(Stored data entries)

** begin **

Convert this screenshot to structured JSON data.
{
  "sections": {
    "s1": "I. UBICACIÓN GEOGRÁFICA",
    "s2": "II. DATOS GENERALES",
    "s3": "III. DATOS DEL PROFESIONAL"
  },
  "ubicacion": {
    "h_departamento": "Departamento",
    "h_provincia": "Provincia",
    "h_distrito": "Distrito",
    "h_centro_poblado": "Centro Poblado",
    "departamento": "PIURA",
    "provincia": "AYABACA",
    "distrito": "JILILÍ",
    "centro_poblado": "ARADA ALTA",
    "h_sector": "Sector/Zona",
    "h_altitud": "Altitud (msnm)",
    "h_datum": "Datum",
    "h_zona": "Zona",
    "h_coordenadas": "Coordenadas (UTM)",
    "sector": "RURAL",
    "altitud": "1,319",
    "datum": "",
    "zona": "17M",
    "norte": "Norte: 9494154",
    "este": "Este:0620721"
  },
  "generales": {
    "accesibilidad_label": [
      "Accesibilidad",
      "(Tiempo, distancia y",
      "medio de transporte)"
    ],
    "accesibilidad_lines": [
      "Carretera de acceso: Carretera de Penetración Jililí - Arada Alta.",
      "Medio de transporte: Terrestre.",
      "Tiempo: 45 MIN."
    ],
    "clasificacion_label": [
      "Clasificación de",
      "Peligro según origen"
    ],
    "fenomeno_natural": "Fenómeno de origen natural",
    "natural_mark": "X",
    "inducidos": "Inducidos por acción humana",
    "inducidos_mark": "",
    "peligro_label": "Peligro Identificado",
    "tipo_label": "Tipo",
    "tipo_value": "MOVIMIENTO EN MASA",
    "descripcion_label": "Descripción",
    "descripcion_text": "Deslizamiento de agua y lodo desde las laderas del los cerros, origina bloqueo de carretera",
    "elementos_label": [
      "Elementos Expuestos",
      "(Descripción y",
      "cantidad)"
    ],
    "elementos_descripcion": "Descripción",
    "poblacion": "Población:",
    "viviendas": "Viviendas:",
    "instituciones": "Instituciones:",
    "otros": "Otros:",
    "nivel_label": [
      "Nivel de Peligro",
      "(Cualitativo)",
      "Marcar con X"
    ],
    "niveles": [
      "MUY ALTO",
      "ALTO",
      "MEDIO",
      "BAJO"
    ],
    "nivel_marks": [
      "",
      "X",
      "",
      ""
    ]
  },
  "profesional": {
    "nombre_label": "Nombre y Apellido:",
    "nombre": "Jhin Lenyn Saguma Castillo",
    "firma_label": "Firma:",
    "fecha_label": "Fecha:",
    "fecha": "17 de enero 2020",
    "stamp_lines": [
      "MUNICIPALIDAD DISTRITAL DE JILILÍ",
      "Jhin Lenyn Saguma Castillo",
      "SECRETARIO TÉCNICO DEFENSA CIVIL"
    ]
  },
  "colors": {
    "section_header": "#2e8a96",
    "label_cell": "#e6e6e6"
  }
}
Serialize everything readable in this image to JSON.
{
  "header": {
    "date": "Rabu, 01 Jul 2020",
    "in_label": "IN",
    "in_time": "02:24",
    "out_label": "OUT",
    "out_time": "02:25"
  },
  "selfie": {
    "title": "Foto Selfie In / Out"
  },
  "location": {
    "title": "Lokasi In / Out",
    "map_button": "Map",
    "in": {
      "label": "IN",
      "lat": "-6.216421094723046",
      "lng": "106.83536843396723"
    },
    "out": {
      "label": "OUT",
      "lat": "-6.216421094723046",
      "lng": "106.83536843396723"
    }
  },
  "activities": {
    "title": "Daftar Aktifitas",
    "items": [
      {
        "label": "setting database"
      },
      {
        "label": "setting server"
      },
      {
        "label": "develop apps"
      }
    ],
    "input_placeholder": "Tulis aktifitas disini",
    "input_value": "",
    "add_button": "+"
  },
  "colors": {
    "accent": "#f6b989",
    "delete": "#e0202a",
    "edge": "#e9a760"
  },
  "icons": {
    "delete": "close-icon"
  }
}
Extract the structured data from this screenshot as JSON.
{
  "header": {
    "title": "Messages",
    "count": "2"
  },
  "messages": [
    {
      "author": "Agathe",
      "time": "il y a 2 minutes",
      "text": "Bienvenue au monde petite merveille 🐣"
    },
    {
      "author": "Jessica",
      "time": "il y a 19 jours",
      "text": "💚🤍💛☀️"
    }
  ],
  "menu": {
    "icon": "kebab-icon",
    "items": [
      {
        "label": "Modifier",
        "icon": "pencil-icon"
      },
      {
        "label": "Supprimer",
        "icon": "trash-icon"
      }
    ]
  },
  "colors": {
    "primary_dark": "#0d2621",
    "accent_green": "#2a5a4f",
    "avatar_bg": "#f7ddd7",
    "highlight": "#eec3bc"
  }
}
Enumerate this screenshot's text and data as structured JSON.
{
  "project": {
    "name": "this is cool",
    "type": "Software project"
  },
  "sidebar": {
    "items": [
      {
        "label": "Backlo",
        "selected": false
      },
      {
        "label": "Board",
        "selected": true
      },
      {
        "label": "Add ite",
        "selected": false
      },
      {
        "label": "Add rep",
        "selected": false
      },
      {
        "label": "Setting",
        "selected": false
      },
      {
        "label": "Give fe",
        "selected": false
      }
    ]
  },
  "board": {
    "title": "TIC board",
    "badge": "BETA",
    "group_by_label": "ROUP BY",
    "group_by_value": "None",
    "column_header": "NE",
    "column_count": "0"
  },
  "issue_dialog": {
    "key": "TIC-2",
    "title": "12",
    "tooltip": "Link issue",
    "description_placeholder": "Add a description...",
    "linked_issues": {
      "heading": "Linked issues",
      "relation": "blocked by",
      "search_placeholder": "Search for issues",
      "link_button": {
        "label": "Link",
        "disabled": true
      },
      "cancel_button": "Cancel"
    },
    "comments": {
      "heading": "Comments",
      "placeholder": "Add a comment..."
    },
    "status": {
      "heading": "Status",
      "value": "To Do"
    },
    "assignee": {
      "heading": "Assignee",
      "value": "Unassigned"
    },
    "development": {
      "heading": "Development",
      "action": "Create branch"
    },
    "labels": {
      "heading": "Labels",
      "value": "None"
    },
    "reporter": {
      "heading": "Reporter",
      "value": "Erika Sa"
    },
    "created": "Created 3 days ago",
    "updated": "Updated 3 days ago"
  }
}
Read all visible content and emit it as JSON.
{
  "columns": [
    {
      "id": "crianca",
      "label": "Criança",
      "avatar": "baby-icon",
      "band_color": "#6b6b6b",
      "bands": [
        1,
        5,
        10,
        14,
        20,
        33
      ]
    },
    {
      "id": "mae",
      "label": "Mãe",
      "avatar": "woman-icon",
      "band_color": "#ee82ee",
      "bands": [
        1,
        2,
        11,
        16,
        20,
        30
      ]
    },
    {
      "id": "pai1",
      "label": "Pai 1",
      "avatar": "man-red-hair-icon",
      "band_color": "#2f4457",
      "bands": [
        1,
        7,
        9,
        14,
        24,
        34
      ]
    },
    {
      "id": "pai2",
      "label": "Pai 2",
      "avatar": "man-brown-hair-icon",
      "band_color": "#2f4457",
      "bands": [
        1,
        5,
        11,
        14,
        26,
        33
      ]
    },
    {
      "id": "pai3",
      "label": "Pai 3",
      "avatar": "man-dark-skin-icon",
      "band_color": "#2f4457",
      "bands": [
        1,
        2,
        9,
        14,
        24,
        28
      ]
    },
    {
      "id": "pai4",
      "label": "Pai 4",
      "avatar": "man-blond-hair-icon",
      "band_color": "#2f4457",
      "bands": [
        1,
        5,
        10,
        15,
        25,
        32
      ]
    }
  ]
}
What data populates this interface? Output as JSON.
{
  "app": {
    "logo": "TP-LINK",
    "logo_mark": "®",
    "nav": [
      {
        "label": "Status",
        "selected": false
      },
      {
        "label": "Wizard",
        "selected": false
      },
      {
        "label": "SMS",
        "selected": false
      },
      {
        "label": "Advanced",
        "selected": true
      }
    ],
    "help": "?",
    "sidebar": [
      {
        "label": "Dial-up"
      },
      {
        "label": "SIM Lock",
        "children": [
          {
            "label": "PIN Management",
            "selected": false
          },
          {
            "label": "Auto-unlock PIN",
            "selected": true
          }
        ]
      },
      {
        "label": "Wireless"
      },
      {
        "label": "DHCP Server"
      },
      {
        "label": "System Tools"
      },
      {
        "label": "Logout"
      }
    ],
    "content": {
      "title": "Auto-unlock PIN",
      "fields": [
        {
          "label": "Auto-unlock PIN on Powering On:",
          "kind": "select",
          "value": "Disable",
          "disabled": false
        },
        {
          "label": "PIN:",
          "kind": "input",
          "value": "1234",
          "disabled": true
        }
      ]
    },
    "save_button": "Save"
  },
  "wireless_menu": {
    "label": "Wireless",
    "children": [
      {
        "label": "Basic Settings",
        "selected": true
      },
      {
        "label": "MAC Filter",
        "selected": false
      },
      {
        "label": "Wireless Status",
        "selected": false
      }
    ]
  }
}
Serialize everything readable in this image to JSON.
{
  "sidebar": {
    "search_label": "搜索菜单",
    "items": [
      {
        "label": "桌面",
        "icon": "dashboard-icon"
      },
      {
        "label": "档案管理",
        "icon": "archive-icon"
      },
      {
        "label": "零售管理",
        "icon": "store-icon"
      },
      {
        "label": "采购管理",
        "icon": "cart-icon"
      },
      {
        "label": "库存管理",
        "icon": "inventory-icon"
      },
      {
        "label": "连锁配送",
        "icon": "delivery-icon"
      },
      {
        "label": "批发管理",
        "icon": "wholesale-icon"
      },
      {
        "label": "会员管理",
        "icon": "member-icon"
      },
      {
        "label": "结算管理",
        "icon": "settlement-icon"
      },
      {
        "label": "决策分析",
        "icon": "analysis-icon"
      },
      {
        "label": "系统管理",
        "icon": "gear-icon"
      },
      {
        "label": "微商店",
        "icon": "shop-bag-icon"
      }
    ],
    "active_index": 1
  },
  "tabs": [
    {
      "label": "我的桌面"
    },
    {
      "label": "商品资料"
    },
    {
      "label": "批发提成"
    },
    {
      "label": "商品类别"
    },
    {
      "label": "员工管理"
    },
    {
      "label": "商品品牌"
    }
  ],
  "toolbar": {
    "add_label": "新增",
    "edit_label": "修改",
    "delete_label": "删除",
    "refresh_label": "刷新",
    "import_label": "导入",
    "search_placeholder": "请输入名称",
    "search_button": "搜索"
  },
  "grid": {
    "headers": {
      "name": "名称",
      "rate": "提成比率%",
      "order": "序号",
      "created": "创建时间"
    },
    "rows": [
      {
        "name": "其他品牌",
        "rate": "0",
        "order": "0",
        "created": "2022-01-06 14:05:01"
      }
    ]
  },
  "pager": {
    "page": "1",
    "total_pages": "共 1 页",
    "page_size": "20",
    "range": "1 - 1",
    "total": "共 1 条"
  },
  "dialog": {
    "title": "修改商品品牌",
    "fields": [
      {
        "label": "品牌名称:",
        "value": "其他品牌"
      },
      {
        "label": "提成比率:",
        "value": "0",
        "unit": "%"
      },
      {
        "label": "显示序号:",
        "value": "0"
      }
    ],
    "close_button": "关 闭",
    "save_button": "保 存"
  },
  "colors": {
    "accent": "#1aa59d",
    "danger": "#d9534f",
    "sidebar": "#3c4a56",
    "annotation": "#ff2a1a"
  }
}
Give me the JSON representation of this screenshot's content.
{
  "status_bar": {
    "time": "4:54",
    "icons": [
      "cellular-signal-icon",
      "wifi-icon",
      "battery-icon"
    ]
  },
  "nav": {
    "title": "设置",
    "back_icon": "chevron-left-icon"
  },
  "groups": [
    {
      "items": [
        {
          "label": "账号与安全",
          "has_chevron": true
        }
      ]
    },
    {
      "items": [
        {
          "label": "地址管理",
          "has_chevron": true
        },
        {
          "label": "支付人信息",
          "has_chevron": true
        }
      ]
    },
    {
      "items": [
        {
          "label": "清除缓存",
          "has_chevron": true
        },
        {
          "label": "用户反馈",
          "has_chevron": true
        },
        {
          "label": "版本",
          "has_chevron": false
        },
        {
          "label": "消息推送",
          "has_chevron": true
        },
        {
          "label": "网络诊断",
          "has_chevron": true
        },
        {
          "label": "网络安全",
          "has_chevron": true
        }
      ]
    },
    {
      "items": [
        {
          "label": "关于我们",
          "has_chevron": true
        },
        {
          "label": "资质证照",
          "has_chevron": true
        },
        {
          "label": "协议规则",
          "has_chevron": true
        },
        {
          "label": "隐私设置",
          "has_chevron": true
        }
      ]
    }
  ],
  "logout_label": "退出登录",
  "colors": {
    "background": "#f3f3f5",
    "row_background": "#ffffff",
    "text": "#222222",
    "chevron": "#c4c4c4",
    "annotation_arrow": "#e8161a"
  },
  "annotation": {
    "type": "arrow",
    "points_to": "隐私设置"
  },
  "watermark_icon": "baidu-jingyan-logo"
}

** end **

Above are the records. Identify each line that contains the word "title".

== Solution to the problem ==
    "title": "Foto Selfie In / Out"
    "title": "Lokasi In / Out",
    "title": "Daftar Aktifitas",
    "title": "Messages",
    "title": "TIC board",
    "title": "12",
      "title": "Auto-unlock PIN",
    "title": "修改商品品牌",
    "title": "设置",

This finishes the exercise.